Input records:
◇ ◇ ◇ ◇ ◇ ◇ ◇

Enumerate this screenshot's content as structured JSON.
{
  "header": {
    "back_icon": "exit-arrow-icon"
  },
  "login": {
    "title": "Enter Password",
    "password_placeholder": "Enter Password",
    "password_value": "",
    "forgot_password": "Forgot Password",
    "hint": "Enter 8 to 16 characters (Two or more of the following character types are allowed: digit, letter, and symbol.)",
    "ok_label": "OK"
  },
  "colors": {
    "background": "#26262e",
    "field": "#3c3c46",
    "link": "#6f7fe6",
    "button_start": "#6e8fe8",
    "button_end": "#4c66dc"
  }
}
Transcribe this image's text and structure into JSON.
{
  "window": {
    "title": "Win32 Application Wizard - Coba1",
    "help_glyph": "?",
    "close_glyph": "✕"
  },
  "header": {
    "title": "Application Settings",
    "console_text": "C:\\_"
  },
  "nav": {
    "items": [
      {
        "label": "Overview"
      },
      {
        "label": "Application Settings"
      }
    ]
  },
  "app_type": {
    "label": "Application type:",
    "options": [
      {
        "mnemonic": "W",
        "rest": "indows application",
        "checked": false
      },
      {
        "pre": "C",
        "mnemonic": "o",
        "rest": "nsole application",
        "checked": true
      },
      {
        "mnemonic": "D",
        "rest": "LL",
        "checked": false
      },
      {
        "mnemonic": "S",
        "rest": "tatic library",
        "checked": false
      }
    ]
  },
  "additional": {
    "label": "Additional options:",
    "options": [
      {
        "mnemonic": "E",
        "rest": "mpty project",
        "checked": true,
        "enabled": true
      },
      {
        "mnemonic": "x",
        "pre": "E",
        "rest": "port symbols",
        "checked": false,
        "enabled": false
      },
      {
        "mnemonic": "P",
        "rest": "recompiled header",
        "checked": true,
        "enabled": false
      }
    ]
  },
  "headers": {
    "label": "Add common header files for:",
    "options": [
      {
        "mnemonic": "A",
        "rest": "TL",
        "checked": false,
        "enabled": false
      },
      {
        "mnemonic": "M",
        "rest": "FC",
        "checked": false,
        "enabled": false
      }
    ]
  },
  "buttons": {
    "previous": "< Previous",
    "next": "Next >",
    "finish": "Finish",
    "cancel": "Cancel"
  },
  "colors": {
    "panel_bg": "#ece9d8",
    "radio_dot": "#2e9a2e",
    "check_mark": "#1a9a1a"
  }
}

◇ ◇ ◇ ◇ ◇ ◇ ◇

Task: Looking at the entries above, how many lines contain the word "Enter"? Answer with the number alone.

Expected output: 3